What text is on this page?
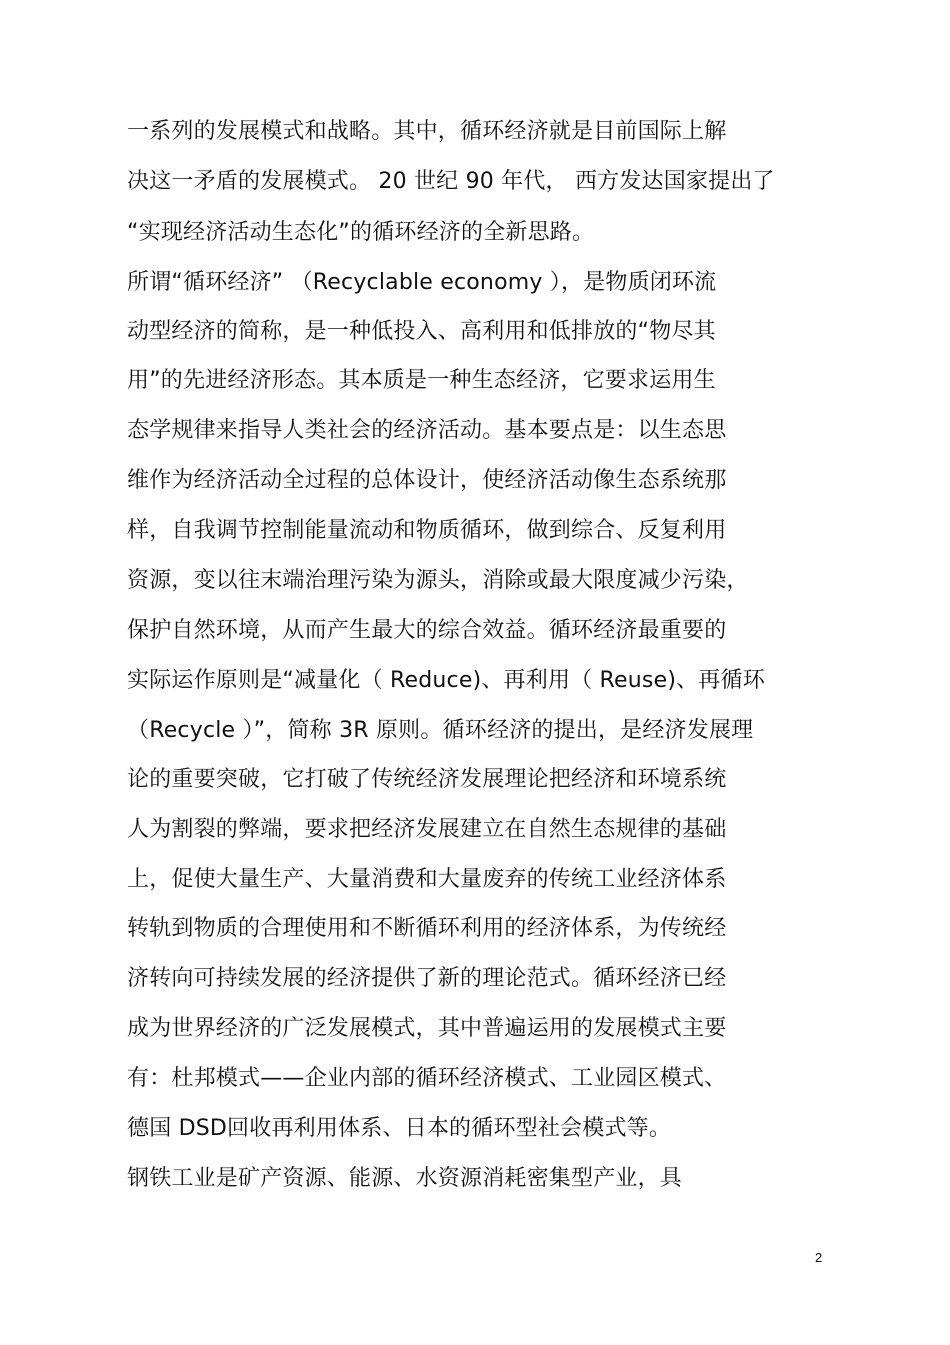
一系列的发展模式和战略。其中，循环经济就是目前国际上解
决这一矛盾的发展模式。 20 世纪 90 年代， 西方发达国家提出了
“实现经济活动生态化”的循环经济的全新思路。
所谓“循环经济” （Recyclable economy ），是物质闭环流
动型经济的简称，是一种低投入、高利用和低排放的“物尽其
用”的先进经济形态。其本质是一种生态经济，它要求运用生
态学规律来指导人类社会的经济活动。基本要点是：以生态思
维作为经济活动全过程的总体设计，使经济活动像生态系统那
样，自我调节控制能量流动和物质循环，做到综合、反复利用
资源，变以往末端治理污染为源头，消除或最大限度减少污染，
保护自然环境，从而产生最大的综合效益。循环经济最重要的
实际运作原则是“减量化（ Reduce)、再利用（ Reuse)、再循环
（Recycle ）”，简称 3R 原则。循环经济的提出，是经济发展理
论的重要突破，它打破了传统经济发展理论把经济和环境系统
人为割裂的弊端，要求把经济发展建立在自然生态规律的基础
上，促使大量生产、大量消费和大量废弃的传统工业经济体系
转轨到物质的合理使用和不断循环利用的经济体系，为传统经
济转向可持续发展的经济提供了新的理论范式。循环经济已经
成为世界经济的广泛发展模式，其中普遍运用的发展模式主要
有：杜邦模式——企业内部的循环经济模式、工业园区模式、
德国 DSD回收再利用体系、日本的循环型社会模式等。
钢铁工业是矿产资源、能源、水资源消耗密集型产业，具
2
******
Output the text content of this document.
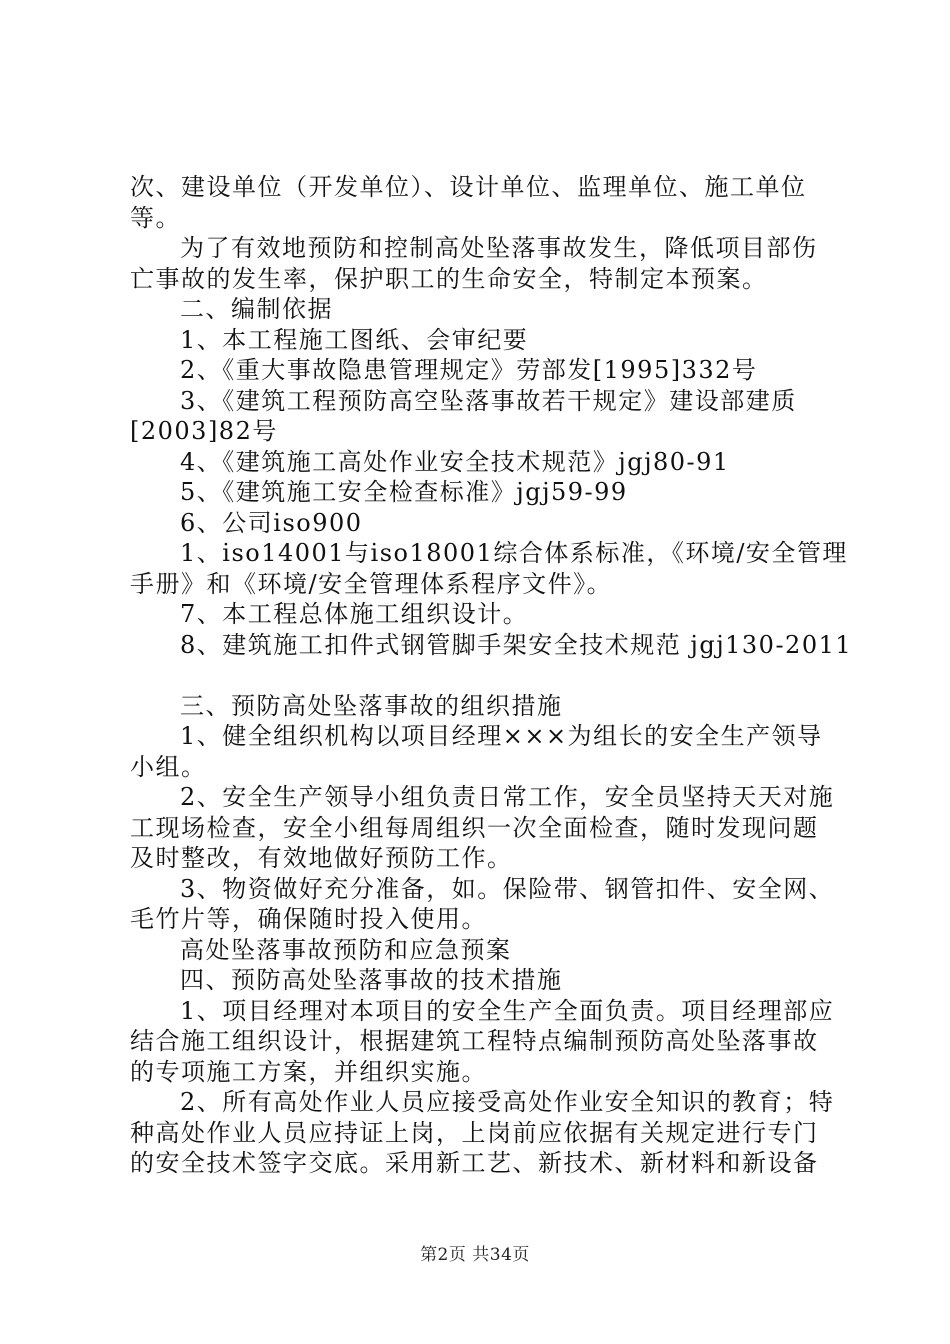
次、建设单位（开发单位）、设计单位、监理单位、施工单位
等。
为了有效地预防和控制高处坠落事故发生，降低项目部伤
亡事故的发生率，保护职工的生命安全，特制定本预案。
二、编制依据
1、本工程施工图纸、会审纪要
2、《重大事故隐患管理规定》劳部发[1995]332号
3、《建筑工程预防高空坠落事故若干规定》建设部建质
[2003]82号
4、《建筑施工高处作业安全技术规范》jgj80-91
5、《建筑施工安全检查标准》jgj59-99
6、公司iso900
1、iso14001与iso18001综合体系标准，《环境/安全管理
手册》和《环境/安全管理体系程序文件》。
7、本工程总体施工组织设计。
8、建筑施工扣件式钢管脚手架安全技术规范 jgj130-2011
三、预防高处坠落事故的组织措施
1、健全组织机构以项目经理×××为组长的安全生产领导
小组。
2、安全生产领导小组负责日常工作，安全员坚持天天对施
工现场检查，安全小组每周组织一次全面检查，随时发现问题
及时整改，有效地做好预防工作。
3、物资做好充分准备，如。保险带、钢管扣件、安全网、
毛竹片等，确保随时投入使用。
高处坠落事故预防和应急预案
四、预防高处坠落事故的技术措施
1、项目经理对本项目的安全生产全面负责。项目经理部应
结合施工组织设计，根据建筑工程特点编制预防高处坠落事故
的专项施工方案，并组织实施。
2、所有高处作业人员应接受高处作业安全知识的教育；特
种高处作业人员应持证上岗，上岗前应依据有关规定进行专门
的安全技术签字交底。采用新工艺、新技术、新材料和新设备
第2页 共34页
******
* **TASK DESCRIPTION**: Select the lines from the entries that include the word "text".

* **FULL ANSWER**:
What text is on this page?
Output the text content of this document.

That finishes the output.